**TASK DESCRIPTION**
Report all lines holding "Мухино".

---- SOURCE RECORDS

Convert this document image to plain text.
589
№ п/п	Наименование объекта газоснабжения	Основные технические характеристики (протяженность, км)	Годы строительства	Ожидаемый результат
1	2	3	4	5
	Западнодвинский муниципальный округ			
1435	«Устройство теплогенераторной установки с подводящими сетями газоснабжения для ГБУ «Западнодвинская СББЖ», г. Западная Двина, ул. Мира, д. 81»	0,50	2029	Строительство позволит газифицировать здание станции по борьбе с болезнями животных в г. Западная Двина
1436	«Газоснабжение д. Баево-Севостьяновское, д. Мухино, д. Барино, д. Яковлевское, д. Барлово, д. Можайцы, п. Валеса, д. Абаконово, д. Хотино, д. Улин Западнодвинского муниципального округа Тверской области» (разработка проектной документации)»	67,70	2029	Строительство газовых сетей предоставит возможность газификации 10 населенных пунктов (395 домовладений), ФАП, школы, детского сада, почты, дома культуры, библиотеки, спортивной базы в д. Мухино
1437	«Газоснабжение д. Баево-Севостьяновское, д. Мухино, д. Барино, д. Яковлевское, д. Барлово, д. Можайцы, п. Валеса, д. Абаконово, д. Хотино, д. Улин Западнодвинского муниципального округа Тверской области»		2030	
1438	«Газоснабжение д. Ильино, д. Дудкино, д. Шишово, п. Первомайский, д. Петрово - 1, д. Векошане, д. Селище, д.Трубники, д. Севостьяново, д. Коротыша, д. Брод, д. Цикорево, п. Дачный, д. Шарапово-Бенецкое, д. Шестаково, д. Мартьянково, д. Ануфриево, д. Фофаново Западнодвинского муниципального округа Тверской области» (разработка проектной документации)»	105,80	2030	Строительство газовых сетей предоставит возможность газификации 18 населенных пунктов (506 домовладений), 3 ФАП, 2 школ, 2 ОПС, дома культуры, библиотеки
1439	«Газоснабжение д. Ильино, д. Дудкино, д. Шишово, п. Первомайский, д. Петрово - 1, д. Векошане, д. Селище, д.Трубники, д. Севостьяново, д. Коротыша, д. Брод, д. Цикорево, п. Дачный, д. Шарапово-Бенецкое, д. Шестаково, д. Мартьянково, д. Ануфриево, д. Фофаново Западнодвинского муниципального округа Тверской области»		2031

--------

**ANSWER IN FULL**
1436	«Газоснабжение д. Баево-Севостьяновское, д. Мухино, д. Барино, д. Яковлевское, д. Барлово, д. Можайцы, п. Валеса, д. Абаконово, д. Хотино, д. Улин Западнодвинского муниципального округа Тверской области» (разработка проектной документации)»	67,70	2029	Строительство газовых сетей предоставит возможность газификации 10 населенных пунктов (395 домовладений), ФАП, школы, детского сада, почты, дома культуры, библиотеки, спортивной базы в д. Мухино
1437	«Газоснабжение д. Баево-Севостьяновское, д. Мухино, д. Барино, д. Яковлевское, д. Барлово, д. Можайцы, п. Валеса, д. Абаконово, д. Хотино, д. Улин Западнодвинского муниципального округа Тверской области»		2030	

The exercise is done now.